:: Exercise brief ::
Among the entries below, find the lines with "sind" and copy them.

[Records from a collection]
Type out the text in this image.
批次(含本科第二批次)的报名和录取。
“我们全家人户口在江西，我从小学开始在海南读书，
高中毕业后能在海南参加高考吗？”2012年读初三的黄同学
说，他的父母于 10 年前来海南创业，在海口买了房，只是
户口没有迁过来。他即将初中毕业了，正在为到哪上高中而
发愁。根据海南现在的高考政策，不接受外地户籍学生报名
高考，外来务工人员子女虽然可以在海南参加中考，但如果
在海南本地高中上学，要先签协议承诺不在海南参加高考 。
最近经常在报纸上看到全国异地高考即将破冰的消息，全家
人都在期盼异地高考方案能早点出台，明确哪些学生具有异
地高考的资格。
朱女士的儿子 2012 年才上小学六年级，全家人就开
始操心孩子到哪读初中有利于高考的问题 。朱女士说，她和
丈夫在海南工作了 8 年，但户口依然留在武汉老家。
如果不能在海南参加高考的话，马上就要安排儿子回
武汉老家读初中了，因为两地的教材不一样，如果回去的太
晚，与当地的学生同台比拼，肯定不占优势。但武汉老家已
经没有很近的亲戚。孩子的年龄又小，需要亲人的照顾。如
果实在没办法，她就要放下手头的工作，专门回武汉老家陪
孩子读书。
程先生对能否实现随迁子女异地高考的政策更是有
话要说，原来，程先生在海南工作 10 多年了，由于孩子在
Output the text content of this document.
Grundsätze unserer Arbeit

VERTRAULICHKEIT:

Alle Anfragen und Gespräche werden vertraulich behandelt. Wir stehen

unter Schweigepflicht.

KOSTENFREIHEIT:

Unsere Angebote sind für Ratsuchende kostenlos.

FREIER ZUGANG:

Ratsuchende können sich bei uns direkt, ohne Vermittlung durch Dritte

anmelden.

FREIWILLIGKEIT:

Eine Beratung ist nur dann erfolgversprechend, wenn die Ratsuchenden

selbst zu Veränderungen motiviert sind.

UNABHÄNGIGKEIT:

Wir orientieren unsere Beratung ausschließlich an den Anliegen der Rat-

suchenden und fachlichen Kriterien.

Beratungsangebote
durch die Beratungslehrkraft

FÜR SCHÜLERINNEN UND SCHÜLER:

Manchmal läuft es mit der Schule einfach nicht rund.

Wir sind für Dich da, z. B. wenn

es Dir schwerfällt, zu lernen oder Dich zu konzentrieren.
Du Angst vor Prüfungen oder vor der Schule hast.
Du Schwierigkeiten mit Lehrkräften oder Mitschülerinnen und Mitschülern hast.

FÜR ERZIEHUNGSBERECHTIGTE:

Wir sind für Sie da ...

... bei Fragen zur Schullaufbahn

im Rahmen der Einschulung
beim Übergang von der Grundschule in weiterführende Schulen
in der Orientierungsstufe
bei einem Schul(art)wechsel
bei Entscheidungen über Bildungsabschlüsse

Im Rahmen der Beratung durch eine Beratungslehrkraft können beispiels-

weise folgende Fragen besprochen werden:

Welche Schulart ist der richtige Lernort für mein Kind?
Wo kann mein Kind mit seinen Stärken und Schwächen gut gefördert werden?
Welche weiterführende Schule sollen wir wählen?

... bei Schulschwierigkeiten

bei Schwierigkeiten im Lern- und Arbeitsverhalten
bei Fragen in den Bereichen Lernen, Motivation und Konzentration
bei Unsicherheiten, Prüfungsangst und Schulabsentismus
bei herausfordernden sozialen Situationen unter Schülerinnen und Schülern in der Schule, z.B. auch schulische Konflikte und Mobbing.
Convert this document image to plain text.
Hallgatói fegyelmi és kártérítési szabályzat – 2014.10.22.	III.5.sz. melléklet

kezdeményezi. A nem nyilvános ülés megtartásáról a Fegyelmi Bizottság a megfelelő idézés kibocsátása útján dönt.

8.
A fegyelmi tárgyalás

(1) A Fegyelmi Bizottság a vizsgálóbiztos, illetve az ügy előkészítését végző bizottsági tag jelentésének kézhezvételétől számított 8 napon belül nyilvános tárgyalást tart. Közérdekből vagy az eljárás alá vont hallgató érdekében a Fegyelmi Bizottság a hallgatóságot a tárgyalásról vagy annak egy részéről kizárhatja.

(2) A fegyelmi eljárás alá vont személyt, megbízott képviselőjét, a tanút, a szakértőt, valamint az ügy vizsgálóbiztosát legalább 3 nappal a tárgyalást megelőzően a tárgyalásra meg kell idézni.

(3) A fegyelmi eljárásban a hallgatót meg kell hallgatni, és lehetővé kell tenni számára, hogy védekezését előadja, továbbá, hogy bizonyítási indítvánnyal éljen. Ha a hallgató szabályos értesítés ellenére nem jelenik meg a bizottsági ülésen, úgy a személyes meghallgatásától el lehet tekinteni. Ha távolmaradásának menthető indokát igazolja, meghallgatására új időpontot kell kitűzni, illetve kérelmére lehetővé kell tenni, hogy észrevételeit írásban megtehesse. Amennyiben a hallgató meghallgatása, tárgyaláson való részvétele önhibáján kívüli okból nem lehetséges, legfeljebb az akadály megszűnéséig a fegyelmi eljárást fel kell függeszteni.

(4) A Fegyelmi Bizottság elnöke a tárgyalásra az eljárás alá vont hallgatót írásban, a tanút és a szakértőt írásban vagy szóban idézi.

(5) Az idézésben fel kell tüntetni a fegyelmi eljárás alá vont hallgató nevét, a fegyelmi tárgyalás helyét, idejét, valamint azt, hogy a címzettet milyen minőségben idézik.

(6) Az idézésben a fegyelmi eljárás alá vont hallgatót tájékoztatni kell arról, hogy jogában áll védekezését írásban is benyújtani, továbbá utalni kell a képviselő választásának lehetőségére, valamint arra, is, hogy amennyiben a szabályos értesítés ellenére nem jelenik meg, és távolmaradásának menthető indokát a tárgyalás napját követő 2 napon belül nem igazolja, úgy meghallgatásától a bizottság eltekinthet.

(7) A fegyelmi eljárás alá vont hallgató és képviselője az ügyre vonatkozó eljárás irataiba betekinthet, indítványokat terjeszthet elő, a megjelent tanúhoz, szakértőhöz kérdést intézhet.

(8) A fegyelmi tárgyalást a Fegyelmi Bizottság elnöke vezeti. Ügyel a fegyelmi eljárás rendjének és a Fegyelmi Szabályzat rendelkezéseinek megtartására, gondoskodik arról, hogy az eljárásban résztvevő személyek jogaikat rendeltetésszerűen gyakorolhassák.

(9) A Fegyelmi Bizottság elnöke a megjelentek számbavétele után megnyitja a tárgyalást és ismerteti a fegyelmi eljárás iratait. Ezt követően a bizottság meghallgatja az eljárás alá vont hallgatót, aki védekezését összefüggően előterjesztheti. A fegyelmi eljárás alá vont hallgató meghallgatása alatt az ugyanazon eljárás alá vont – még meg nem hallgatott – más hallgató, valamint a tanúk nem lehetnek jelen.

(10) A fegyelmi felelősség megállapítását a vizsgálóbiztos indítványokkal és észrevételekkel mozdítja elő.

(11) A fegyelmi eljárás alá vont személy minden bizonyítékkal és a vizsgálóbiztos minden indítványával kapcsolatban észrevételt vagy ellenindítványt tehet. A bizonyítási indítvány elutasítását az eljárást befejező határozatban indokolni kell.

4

:: Correct output ::
Unsere Angebote sind für Ratsuchende kostenlos.
selbst zu Veränderungen motiviert sind.
Wir sind für Dich da, z. B. wenn
Wir sind für Sie da ...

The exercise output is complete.